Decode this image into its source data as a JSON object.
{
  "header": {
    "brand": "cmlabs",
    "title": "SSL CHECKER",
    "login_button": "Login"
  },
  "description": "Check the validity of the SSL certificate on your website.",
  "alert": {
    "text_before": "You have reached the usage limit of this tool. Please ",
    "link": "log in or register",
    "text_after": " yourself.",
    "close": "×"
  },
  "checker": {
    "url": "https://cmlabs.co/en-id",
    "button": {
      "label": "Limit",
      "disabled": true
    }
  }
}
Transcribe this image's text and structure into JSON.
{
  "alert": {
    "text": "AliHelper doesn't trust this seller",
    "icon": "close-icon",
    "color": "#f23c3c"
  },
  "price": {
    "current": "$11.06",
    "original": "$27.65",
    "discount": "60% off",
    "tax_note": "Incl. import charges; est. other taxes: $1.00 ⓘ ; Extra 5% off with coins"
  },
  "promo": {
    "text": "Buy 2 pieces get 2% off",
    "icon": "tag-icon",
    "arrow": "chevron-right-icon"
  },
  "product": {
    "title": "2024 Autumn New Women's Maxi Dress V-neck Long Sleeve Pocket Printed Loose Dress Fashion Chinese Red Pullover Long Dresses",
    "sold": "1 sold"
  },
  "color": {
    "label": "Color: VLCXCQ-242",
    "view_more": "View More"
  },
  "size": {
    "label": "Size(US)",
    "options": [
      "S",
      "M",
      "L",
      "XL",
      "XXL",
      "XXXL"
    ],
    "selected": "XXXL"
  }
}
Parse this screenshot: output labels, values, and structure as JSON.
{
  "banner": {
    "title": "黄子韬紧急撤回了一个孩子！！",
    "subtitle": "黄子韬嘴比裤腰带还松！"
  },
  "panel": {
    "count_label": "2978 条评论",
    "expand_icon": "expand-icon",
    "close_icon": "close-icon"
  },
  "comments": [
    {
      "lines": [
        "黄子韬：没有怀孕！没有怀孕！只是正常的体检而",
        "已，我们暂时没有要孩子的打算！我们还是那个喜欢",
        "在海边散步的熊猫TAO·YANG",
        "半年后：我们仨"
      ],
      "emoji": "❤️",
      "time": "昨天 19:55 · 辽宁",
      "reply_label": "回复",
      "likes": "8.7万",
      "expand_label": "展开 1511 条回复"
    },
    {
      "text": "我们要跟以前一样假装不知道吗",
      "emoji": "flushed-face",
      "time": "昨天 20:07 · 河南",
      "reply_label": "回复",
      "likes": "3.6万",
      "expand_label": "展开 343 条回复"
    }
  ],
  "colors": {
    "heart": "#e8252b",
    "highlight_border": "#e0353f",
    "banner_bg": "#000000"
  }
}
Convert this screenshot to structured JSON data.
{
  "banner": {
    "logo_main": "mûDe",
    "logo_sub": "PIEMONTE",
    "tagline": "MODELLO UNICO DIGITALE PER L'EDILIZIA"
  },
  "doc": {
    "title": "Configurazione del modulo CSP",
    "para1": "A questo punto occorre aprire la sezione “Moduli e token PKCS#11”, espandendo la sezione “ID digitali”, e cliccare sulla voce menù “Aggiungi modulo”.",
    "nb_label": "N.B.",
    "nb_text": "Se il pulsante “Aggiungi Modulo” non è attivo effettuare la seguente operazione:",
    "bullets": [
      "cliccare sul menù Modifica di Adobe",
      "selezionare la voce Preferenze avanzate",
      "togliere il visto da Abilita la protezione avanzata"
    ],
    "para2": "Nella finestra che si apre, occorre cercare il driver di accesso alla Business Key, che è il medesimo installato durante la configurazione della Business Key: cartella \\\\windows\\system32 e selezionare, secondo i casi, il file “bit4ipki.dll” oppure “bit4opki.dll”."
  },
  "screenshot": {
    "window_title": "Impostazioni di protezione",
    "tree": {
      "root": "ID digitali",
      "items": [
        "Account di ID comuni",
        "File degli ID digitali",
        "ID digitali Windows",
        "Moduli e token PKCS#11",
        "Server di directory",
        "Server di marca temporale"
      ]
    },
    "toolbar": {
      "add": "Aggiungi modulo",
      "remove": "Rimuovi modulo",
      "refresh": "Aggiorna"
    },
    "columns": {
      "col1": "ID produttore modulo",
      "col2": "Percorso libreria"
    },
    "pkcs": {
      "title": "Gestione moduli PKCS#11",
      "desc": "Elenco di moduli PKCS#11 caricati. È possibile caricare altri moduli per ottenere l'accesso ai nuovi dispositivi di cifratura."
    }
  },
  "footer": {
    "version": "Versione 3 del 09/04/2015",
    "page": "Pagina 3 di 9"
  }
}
***
DIRECTIVE —
Output an exact copy of each record.

THE SOLUTION —
Decode this image into its source data as a JSON object.
{
  "header": {
    "brand": "cmlabs",
    "title": "SSL CHECKER",
    "login_button": "Login"
  },
  "description": "Check the validity of the SSL certificate on your website.",
  "alert": {
    "text_before": "You have reached the usage limit of this tool. Please ",
    "link": "log in or register",
    "text_after": " yourself.",
    "close": "×"
  },
  "checker": {
    "url": "https://cmlabs.co/en-id",
    "button": {
      "label": "Limit",
      "disabled": true
    }
  }
}
Transcribe this image's text and structure into JSON.
{
  "alert": {
    "text": "AliHelper doesn't trust this seller",
    "icon": "close-icon",
    "color": "#f23c3c"
  },
  "price": {
    "current": "$11.06",
    "original": "$27.65",
    "discount": "60% off",
    "tax_note": "Incl. import charges; est. other taxes: $1.00 ⓘ ; Extra 5% off with coins"
  },
  "promo": {
    "text": "Buy 2 pieces get 2% off",
    "icon": "tag-icon",
    "arrow": "chevron-right-icon"
  },
  "product": {
    "title": "2024 Autumn New Women's Maxi Dress V-neck Long Sleeve Pocket Printed Loose Dress Fashion Chinese Red Pullover Long Dresses",
    "sold": "1 sold"
  },
  "color": {
    "label": "Color: VLCXCQ-242",
    "view_more": "View More"
  },
  "size": {
    "label": "Size(US)",
    "options": [
      "S",
      "M",
      "L",
      "XL",
      "XXL",
      "XXXL"
    ],
    "selected": "XXXL"
  }
}
Parse this screenshot: output labels, values, and structure as JSON.
{
  "banner": {
    "title": "黄子韬紧急撤回了一个孩子！！",
    "subtitle": "黄子韬嘴比裤腰带还松！"
  },
  "panel": {
    "count_label": "2978 条评论",
    "expand_icon": "expand-icon",
    "close_icon": "close-icon"
  },
  "comments": [
    {
      "lines": [
        "黄子韬：没有怀孕！没有怀孕！只是正常的体检而",
        "已，我们暂时没有要孩子的打算！我们还是那个喜欢",
        "在海边散步的熊猫TAO·YANG",
        "半年后：我们仨"
      ],
      "emoji": "❤️",
      "time": "昨天 19:55 · 辽宁",
      "reply_label": "回复",
      "likes": "8.7万",
      "expand_label": "展开 1511 条回复"
    },
    {
      "text": "我们要跟以前一样假装不知道吗",
      "emoji": "flushed-face",
      "time": "昨天 20:07 · 河南",
      "reply_label": "回复",
      "likes": "3.6万",
      "expand_label": "展开 343 条回复"
    }
  ],
  "colors": {
    "heart": "#e8252b",
    "highlight_border": "#e0353f",
    "banner_bg": "#000000"
  }
}
Convert this screenshot to structured JSON data.
{
  "banner": {
    "logo_main": "mûDe",
    "logo_sub": "PIEMONTE",
    "tagline": "MODELLO UNICO DIGITALE PER L'EDILIZIA"
  },
  "doc": {
    "title": "Configurazione del modulo CSP",
    "para1": "A questo punto occorre aprire la sezione “Moduli e token PKCS#11”, espandendo la sezione “ID digitali”, e cliccare sulla voce menù “Aggiungi modulo”.",
    "nb_label": "N.B.",
    "nb_text": "Se il pulsante “Aggiungi Modulo” non è attivo effettuare la seguente operazione:",
    "bullets": [
      "cliccare sul menù Modifica di Adobe",
      "selezionare la voce Preferenze avanzate",
      "togliere il visto da Abilita la protezione avanzata"
    ],
    "para2": "Nella finestra che si apre, occorre cercare il driver di accesso alla Business Key, che è il medesimo installato durante la configurazione della Business Key: cartella \\\\windows\\system32 e selezionare, secondo i casi, il file “bit4ipki.dll” oppure “bit4opki.dll”."
  },
  "screenshot": {
    "window_title": "Impostazioni di protezione",
    "tree": {
      "root": "ID digitali",
      "items": [
        "Account di ID comuni",
        "File degli ID digitali",
        "ID digitali Windows",
        "Moduli e token PKCS#11",
        "Server di directory",
        "Server di marca temporale"
      ]
    },
    "toolbar": {
      "add": "Aggiungi modulo",
      "remove": "Rimuovi modulo",
      "refresh": "Aggiorna"
    },
    "columns": {
      "col1": "ID produttore modulo",
      "col2": "Percorso libreria"
    },
    "pkcs": {
      "title": "Gestione moduli PKCS#11",
      "desc": "Elenco di moduli PKCS#11 caricati. È possibile caricare altri moduli per ottenere l'accesso ai nuovi dispositivi di cifratura."
    }
  },
  "footer": {
    "version": "Versione 3 del 09/04/2015",
    "page": "Pagina 3 di 9"
  }
}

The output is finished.